Stored entries:

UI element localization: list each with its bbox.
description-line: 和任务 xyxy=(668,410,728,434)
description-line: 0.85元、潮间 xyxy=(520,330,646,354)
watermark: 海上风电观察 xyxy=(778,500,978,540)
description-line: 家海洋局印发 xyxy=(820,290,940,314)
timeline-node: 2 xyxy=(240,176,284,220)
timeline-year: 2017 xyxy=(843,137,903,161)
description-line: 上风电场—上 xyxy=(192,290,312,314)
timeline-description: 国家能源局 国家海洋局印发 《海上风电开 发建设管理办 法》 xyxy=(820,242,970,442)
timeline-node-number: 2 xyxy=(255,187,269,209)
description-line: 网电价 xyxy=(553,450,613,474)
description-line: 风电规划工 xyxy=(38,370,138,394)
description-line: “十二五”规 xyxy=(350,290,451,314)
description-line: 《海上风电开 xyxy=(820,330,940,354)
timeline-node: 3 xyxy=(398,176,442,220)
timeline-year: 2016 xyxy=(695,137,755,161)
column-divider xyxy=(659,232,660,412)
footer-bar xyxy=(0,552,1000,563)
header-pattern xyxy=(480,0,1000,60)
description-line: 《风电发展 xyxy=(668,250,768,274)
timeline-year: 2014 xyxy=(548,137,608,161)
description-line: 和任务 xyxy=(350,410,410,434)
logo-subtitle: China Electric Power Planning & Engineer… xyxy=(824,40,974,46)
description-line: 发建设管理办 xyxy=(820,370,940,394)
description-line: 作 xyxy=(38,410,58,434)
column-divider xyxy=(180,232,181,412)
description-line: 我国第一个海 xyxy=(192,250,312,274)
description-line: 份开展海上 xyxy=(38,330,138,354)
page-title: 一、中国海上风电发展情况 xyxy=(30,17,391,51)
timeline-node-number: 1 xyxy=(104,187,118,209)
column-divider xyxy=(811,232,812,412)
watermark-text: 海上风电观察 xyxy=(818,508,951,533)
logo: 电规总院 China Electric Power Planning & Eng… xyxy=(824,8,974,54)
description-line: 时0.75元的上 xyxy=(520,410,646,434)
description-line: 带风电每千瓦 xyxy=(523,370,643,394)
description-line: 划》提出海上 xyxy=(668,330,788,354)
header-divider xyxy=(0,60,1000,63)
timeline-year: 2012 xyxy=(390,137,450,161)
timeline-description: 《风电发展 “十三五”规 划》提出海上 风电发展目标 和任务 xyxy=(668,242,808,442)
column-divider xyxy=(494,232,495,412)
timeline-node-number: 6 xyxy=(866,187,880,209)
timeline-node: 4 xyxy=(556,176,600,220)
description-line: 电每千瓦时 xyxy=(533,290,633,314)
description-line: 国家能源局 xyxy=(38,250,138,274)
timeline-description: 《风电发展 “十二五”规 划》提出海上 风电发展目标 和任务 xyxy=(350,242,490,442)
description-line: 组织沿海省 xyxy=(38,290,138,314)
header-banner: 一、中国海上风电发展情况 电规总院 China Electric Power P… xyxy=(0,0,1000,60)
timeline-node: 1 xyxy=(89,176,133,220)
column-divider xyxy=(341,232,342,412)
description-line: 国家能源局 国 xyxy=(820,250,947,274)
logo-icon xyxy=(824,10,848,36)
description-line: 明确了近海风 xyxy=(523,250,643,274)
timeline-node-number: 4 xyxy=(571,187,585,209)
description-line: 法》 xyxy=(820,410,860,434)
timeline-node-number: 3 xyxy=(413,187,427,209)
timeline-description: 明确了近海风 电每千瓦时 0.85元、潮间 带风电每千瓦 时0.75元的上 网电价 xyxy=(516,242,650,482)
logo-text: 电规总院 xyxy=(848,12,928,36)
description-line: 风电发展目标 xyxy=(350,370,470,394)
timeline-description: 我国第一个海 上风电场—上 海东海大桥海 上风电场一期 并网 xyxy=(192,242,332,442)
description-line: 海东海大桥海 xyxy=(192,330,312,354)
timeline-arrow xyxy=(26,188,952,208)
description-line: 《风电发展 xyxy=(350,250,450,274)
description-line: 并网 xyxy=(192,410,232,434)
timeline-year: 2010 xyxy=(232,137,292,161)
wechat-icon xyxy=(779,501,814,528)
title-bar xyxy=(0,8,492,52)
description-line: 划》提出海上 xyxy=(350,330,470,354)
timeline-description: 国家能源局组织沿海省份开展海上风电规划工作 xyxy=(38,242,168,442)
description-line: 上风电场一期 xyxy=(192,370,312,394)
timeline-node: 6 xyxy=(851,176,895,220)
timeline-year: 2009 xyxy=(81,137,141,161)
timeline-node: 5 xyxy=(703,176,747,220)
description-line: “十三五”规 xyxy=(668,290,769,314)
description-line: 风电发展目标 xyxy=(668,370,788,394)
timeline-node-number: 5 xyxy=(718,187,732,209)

**EXERCISE DIRECTIONS**
Write out the listing from its first line through the line containing "timeline-year: 2017 xyxy=(843,137,903,161)", swapping each "description-line" for "caption-line" and leaving everything else unchanged.

**REPLY**
UI element localization: list each with its bbox.
caption-line: 和任务 xyxy=(668,410,728,434)
caption-line: 0.85元、潮间 xyxy=(520,330,646,354)
watermark: 海上风电观察 xyxy=(778,500,978,540)
caption-line: 家海洋局印发 xyxy=(820,290,940,314)
timeline-node: 2 xyxy=(240,176,284,220)
timeline-year: 2017 xyxy=(843,137,903,161)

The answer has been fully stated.